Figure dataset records
###
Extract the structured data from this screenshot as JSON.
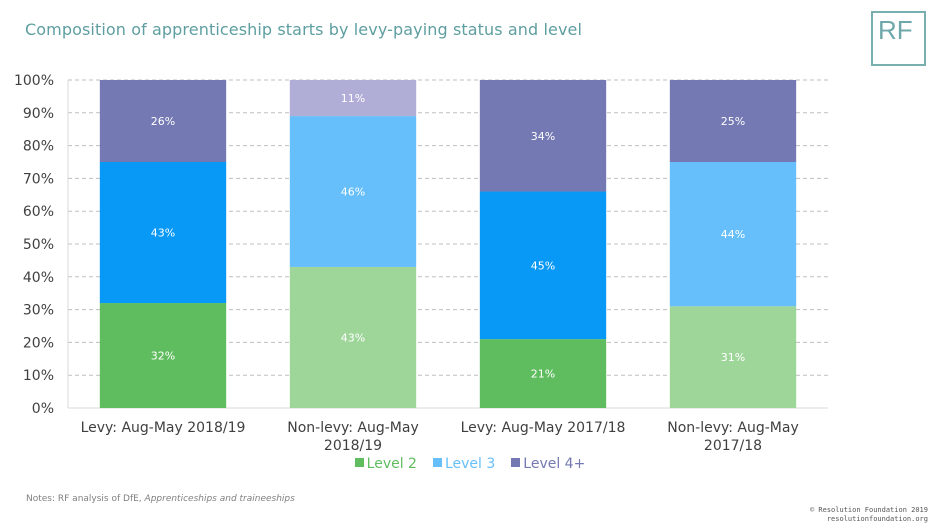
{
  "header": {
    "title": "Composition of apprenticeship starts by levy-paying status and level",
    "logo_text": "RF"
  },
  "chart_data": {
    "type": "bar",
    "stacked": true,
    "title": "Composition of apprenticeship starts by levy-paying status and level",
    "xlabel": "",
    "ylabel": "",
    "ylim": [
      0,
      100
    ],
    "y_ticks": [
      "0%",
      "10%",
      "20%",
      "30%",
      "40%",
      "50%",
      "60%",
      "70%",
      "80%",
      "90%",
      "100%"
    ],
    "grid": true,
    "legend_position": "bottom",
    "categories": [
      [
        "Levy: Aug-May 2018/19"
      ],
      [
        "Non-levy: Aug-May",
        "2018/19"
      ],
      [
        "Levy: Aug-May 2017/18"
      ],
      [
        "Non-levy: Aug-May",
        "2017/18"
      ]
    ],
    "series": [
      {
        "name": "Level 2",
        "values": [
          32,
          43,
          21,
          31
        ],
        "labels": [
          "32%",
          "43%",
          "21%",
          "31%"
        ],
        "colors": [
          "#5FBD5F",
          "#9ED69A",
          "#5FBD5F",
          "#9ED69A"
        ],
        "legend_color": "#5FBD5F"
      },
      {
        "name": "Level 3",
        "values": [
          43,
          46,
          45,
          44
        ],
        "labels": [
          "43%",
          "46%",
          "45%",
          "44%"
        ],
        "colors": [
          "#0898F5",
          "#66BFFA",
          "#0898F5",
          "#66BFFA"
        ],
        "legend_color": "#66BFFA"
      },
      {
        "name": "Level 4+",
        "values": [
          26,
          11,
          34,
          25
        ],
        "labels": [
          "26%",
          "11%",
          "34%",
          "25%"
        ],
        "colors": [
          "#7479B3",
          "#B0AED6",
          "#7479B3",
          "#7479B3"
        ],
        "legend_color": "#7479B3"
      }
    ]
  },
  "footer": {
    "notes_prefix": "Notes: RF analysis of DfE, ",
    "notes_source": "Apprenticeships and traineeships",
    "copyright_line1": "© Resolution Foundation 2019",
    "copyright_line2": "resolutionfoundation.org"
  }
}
###
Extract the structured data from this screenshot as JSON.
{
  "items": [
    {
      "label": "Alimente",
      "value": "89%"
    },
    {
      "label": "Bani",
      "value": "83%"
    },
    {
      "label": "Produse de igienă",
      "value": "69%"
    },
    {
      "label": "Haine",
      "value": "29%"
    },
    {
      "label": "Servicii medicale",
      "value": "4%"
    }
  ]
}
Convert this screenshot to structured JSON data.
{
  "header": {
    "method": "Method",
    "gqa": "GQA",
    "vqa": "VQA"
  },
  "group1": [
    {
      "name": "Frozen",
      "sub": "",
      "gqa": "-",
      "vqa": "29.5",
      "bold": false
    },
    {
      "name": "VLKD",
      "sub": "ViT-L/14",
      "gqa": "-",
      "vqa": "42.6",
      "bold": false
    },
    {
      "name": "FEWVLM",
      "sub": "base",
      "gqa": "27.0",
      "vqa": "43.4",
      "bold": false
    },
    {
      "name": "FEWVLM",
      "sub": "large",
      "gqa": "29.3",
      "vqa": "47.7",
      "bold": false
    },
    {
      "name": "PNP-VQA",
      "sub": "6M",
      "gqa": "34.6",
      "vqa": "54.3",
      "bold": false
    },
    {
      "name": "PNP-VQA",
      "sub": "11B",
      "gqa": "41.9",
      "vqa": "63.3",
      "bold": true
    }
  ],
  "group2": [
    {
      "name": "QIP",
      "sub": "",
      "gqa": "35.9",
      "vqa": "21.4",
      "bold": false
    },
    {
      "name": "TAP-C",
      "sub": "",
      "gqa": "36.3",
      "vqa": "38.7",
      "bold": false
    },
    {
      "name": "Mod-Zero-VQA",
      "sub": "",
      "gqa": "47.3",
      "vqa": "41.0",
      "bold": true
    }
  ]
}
###
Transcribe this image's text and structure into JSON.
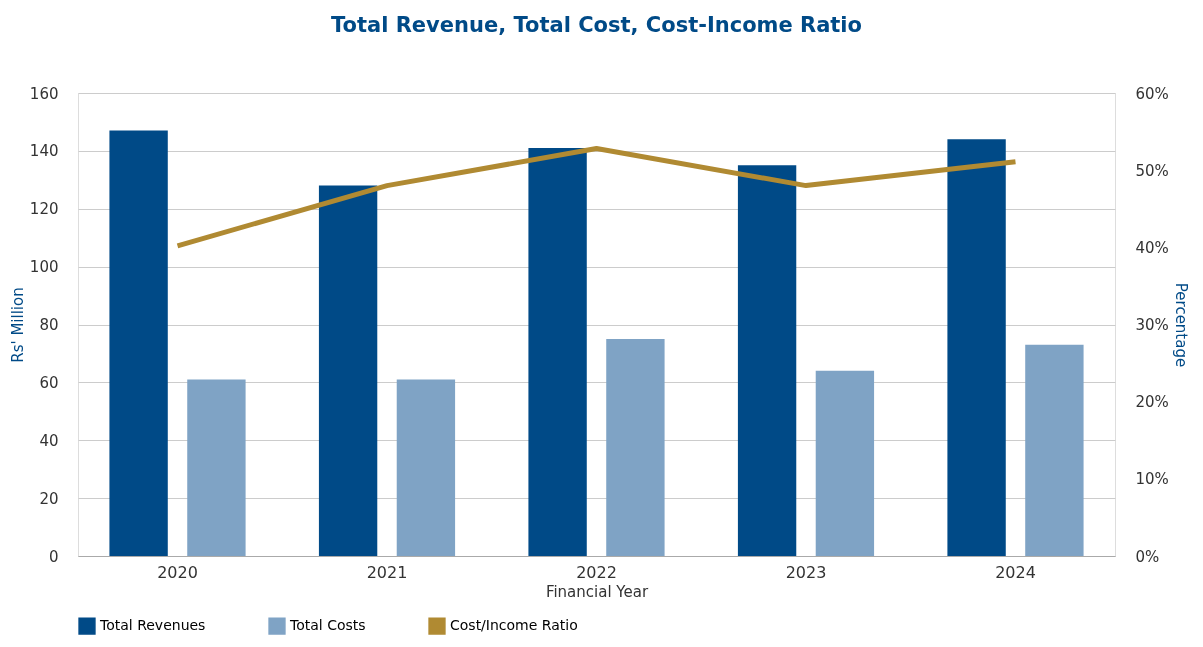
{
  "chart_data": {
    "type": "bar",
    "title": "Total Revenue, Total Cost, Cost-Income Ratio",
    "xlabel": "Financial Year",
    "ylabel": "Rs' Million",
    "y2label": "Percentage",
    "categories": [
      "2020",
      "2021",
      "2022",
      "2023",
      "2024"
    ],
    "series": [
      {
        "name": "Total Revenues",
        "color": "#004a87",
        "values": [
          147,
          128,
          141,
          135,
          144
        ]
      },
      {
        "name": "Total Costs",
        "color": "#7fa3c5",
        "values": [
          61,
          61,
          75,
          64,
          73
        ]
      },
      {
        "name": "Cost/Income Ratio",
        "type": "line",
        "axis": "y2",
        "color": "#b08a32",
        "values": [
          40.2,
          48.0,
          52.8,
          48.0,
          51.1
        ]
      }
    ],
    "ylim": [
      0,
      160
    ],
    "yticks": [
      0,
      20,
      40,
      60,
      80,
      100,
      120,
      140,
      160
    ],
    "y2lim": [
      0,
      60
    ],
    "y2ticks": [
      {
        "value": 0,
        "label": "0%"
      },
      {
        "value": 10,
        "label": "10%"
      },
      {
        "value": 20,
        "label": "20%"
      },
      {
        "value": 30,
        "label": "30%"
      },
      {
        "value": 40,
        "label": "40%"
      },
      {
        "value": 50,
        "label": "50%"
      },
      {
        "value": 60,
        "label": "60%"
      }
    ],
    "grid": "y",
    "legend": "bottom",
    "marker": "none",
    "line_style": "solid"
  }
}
###
> [WHAT IS EXPECTED]: Pick out every line with the string "true" and copy it.

> [RESPONSE]:
    "stacked": true,
    "grid": true,
      "bold": true
      "bold": true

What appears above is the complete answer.